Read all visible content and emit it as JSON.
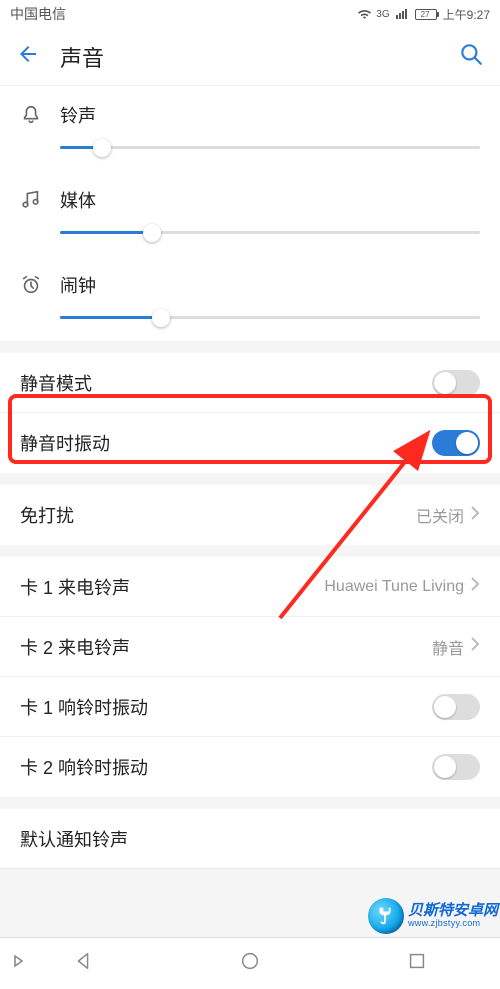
{
  "status": {
    "carrier": "中国电信",
    "net": "3G",
    "battery": "27",
    "time": "上午9:27"
  },
  "header": {
    "title": "声音"
  },
  "sliders": {
    "ring": {
      "label": "铃声",
      "percent": 10
    },
    "media": {
      "label": "媒体",
      "percent": 22
    },
    "alarm": {
      "label": "闹钟",
      "percent": 24
    }
  },
  "settings": {
    "silent": {
      "label": "静音模式",
      "on": false
    },
    "vibrate": {
      "label": "静音时振动",
      "on": true
    },
    "dnd": {
      "label": "免打扰",
      "value": "已关闭"
    },
    "sim1ring": {
      "label": "卡 1 来电铃声",
      "value": "Huawei Tune Living"
    },
    "sim2ring": {
      "label": "卡 2 来电铃声",
      "value": "静音"
    },
    "sim1vib": {
      "label": "卡 1 响铃时振动",
      "on": false
    },
    "sim2vib": {
      "label": "卡 2 响铃时振动",
      "on": false
    },
    "notify": {
      "label": "默认通知铃声"
    }
  },
  "watermark": {
    "cn": "贝斯特安卓网",
    "url": "www.zjbstyy.com"
  }
}
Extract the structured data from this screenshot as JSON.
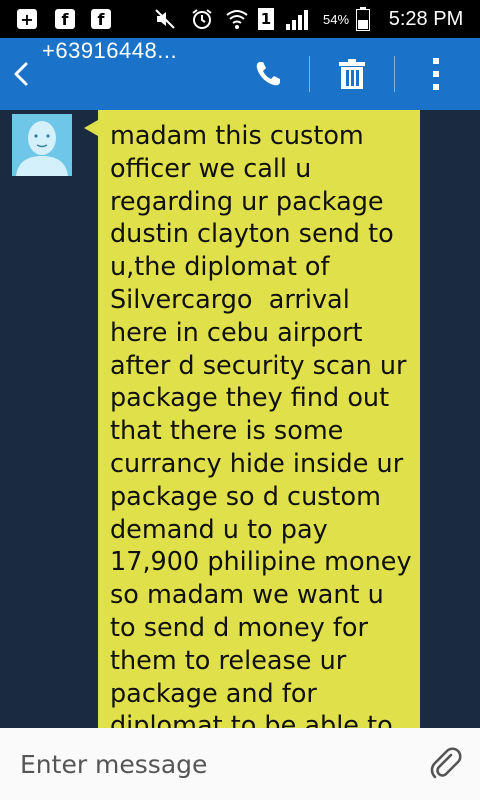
{
  "status_bar": {
    "battery_percent": "54%",
    "sim_slot": "1",
    "time": "5:28 PM"
  },
  "header": {
    "contact": "+63916448..."
  },
  "message": {
    "text": "madam this custom officer we call u regarding ur package dustin clayton send to u,the diplomat of Silvercargo  arrival here in cebu airport after d security scan ur package they find out that there is some currancy hide inside ur package so d custom demand u to pay 17,900 philipine money so madam we want u to send d money for them to release ur package and for diplomat to be able to deliver ur"
  },
  "compose": {
    "placeholder": "Enter message"
  },
  "colors": {
    "action_bar": "#1a73c9",
    "bubble": "#dfe04a",
    "background": "#1a2a40",
    "avatar": "#6ec6e8"
  },
  "icons": [
    "add-notification-icon",
    "facebook-icon",
    "facebook-icon",
    "mute-icon",
    "alarm-icon",
    "wifi-icon",
    "sim-icon",
    "signal-icon",
    "battery-icon",
    "back-icon",
    "call-icon",
    "delete-icon",
    "overflow-menu-icon",
    "attach-icon"
  ]
}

WHAT THE TASK REQUIRES: Write out only the lines from the line containing "Extract the structured" through the end of the material above, both end lines included. Pictures are not written out.

WRITTEN RESPONSE:
Extract the structured data from this screenshot as JSON.
{
  "status_bar": {
    "battery_percent": "54%",
    "sim_slot": "1",
    "time": "5:28 PM"
  },
  "header": {
    "contact": "+63916448..."
  },
  "message": {
    "text": "madam this custom officer we call u regarding ur package dustin clayton send to u,the diplomat of Silvercargo  arrival here in cebu airport after d security scan ur package they find out that there is some currancy hide inside ur package so d custom demand u to pay 17,900 philipine money so madam we want u to send d money for them to release ur package and for diplomat to be able to deliver ur"
  },
  "compose": {
    "placeholder": "Enter message"
  },
  "colors": {
    "action_bar": "#1a73c9",
    "bubble": "#dfe04a",
    "background": "#1a2a40",
    "avatar": "#6ec6e8"
  },
  "icons": [
    "add-notification-icon",
    "facebook-icon",
    "facebook-icon",
    "mute-icon",
    "alarm-icon",
    "wifi-icon",
    "sim-icon",
    "signal-icon",
    "battery-icon",
    "back-icon",
    "call-icon",
    "delete-icon",
    "overflow-menu-icon",
    "attach-icon"
  ]
}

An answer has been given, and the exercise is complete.